[Entries from a dataset]
>>>

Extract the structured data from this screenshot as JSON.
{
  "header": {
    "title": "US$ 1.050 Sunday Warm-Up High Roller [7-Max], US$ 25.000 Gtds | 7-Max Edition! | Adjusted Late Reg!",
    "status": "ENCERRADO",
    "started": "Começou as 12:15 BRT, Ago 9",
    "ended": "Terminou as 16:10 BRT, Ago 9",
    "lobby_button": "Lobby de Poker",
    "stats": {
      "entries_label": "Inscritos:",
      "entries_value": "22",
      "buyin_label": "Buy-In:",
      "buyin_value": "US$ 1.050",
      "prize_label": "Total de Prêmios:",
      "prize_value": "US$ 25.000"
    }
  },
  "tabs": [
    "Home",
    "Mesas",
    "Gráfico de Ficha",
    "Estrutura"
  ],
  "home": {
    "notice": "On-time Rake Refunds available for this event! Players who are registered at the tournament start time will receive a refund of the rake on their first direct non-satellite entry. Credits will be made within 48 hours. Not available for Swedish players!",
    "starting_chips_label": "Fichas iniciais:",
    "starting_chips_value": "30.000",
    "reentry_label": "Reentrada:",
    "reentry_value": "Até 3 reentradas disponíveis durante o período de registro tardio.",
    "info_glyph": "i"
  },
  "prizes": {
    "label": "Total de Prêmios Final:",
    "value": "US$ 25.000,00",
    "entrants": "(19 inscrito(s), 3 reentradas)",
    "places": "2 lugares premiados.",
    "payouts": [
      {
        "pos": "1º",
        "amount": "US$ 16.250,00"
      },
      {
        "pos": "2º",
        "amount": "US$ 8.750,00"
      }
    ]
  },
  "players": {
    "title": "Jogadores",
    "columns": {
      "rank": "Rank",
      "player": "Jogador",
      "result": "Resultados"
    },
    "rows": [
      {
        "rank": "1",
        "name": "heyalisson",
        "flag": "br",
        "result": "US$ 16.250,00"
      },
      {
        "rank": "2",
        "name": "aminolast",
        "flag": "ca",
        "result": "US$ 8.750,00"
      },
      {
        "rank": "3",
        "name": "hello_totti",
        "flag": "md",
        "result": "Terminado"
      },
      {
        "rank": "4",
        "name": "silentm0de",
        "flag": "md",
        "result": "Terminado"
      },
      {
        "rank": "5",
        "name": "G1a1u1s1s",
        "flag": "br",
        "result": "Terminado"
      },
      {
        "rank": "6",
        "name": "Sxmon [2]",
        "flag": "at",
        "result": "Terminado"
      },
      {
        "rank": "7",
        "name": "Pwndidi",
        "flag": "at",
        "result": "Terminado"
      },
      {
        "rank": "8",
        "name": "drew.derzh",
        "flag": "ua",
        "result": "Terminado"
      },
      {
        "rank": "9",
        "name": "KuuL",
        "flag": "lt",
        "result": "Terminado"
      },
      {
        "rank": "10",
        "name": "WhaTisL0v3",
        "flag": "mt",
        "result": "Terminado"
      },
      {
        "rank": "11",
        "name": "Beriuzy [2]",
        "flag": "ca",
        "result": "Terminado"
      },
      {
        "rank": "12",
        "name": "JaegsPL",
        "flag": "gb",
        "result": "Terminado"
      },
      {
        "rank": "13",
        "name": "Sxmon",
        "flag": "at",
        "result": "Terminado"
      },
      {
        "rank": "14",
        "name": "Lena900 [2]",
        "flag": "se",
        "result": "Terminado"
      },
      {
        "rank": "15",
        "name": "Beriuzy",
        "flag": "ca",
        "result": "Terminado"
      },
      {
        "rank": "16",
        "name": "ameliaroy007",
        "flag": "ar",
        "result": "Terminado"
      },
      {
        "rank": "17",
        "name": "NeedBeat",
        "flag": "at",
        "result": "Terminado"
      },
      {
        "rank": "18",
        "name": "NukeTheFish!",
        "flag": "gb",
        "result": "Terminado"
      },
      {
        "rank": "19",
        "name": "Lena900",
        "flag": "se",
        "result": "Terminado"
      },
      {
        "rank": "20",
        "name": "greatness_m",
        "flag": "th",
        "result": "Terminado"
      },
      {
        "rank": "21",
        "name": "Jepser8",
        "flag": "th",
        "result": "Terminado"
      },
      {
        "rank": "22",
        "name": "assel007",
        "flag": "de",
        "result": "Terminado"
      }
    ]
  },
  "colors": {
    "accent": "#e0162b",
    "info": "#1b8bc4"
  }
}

<<<

# What is expected
Repeat the lines above exactly.

# Result of this exercise
Extract the structured data from this screenshot as JSON.
{
  "header": {
    "title": "US$ 1.050 Sunday Warm-Up High Roller [7-Max], US$ 25.000 Gtds | 7-Max Edition! | Adjusted Late Reg!",
    "status": "ENCERRADO",
    "started": "Começou as 12:15 BRT, Ago 9",
    "ended": "Terminou as 16:10 BRT, Ago 9",
    "lobby_button": "Lobby de Poker",
    "stats": {
      "entries_label": "Inscritos:",
      "entries_value": "22",
      "buyin_label": "Buy-In:",
      "buyin_value": "US$ 1.050",
      "prize_label": "Total de Prêmios:",
      "prize_value": "US$ 25.000"
    }
  },
  "tabs": [
    "Home",
    "Mesas",
    "Gráfico de Ficha",
    "Estrutura"
  ],
  "home": {
    "notice": "On-time Rake Refunds available for this event! Players who are registered at the tournament start time will receive a refund of the rake on their first direct non-satellite entry. Credits will be made within 48 hours. Not available for Swedish players!",
    "starting_chips_label": "Fichas iniciais:",
    "starting_chips_value": "30.000",
    "reentry_label": "Reentrada:",
    "reentry_value": "Até 3 reentradas disponíveis durante o período de registro tardio.",
    "info_glyph": "i"
  },
  "prizes": {
    "label": "Total de Prêmios Final:",
    "value": "US$ 25.000,00",
    "entrants": "(19 inscrito(s), 3 reentradas)",
    "places": "2 lugares premiados.",
    "payouts": [
      {
        "pos": "1º",
        "amount": "US$ 16.250,00"
      },
      {
        "pos": "2º",
        "amount": "US$ 8.750,00"
      }
    ]
  },
  "players": {
    "title": "Jogadores",
    "columns": {
      "rank": "Rank",
      "player": "Jogador",
      "result": "Resultados"
    },
    "rows": [
      {
        "rank": "1",
        "name": "heyalisson",
        "flag": "br",
        "result": "US$ 16.250,00"
      },
      {
        "rank": "2",
        "name": "aminolast",
        "flag": "ca",
        "result": "US$ 8.750,00"
      },
      {
        "rank": "3",
        "name": "hello_totti",
        "flag": "md",
        "result": "Terminado"
      },
      {
        "rank": "4",
        "name": "silentm0de",
        "flag": "md",
        "result": "Terminado"
      },
      {
        "rank": "5",
        "name": "G1a1u1s1s",
        "flag": "br",
        "result": "Terminado"
      },
      {
        "rank": "6",
        "name": "Sxmon [2]",
        "flag": "at",
        "result": "Terminado"
      },
      {
        "rank": "7",
        "name": "Pwndidi",
        "flag": "at",
        "result": "Terminado"
      },
      {
        "rank": "8",
        "name": "drew.derzh",
        "flag": "ua",
        "result": "Terminado"
      },
      {
        "rank": "9",
        "name": "KuuL",
        "flag": "lt",
        "result": "Terminado"
      },
      {
        "rank": "10",
        "name": "WhaTisL0v3",
        "flag": "mt",
        "result": "Terminado"
      },
      {
        "rank": "11",
        "name": "Beriuzy [2]",
        "flag": "ca",
        "result": "Terminado"
      },
      {
        "rank": "12",
        "name": "JaegsPL",
        "flag": "gb",
        "result": "Terminado"
      },
      {
        "rank": "13",
        "name": "Sxmon",
        "flag": "at",
        "result": "Terminado"
      },
      {
        "rank": "14",
        "name": "Lena900 [2]",
        "flag": "se",
        "result": "Terminado"
      },
      {
        "rank": "15",
        "name": "Beriuzy",
        "flag": "ca",
        "result": "Terminado"
      },
      {
        "rank": "16",
        "name": "ameliaroy007",
        "flag": "ar",
        "result": "Terminado"
      },
      {
        "rank": "17",
        "name": "NeedBeat",
        "flag": "at",
        "result": "Terminado"
      },
      {
        "rank": "18",
        "name": "NukeTheFish!",
        "flag": "gb",
        "result": "Terminado"
      },
      {
        "rank": "19",
        "name": "Lena900",
        "flag": "se",
        "result": "Terminado"
      },
      {
        "rank": "20",
        "name": "greatness_m",
        "flag": "th",
        "result": "Terminado"
      },
      {
        "rank": "21",
        "name": "Jepser8",
        "flag": "th",
        "result": "Terminado"
      },
      {
        "rank": "22",
        "name": "assel007",
        "flag": "de",
        "result": "Terminado"
      }
    ]
  },
  "colors": {
    "accent": "#e0162b",
    "info": "#1b8bc4"
  }
}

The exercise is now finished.